__Exercise instructions__: Wherever the word "color" turns up in a line of the entries, copy that line.

__Records shown__:
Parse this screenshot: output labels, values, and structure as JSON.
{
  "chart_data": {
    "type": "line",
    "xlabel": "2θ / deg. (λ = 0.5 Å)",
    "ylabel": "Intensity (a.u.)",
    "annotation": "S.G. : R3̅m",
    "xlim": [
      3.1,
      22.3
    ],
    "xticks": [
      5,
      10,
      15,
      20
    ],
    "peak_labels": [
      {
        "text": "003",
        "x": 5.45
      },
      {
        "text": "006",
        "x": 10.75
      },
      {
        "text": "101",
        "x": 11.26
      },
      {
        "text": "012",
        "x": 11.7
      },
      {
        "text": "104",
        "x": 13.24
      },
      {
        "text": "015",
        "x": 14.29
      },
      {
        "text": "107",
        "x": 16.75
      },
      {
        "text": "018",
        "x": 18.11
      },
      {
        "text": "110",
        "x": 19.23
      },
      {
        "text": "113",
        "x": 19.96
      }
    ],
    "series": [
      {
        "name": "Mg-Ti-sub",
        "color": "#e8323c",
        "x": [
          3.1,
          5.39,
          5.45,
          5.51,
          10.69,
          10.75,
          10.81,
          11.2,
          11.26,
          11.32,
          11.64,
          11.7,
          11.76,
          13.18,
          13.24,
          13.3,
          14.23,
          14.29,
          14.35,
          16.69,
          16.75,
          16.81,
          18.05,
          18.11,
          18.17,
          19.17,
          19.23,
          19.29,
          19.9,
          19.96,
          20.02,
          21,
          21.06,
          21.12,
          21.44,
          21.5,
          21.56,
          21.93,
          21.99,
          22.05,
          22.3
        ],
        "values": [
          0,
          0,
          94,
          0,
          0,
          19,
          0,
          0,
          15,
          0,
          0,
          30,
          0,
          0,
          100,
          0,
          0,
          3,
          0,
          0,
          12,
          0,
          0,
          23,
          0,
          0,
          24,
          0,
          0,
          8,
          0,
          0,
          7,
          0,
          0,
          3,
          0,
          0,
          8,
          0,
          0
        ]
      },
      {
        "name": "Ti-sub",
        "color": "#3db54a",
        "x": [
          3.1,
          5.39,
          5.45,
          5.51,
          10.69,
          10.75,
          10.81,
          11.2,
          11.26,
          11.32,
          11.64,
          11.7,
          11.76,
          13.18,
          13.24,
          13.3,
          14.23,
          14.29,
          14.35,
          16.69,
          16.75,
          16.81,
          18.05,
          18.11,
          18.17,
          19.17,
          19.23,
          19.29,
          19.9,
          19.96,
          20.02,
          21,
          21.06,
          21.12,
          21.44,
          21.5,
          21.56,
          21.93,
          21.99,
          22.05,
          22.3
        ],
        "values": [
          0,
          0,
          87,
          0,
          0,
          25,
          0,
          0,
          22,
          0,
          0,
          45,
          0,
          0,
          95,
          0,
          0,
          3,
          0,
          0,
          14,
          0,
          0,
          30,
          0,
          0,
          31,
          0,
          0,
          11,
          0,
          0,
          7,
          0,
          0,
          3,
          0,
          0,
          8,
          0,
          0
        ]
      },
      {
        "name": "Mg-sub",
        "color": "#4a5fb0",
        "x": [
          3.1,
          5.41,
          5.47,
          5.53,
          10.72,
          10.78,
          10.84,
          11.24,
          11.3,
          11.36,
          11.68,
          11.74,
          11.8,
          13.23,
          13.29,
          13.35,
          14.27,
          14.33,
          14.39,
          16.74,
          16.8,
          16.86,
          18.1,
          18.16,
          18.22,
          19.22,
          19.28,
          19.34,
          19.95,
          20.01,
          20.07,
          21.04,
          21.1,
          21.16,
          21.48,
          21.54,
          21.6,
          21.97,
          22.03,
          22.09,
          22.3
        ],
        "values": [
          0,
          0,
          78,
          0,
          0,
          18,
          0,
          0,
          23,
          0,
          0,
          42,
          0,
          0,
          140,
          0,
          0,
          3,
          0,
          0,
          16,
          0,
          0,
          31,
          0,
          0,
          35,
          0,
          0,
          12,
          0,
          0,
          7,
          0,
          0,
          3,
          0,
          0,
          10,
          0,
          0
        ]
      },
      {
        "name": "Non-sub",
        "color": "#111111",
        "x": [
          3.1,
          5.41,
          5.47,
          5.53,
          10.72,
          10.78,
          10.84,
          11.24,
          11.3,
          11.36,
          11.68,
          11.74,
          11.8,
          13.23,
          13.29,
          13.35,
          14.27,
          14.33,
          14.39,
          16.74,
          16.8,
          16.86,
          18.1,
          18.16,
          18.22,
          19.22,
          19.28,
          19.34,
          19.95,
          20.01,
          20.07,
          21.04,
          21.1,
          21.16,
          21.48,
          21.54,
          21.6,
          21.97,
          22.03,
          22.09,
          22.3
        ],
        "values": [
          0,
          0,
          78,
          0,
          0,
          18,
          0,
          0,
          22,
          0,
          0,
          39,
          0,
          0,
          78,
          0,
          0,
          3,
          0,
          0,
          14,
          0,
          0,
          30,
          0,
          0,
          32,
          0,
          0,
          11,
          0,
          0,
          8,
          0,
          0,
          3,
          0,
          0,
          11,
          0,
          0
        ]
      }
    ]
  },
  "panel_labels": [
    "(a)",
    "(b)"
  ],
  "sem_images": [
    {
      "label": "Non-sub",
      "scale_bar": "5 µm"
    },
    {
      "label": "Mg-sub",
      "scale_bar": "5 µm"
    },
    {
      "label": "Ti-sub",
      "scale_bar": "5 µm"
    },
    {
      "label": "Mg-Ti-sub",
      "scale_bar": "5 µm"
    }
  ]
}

__Finished exercise__:
        "color": "#e8323c",
        "color": "#3db54a",
        "color": "#4a5fb0",
        "color": "#111111",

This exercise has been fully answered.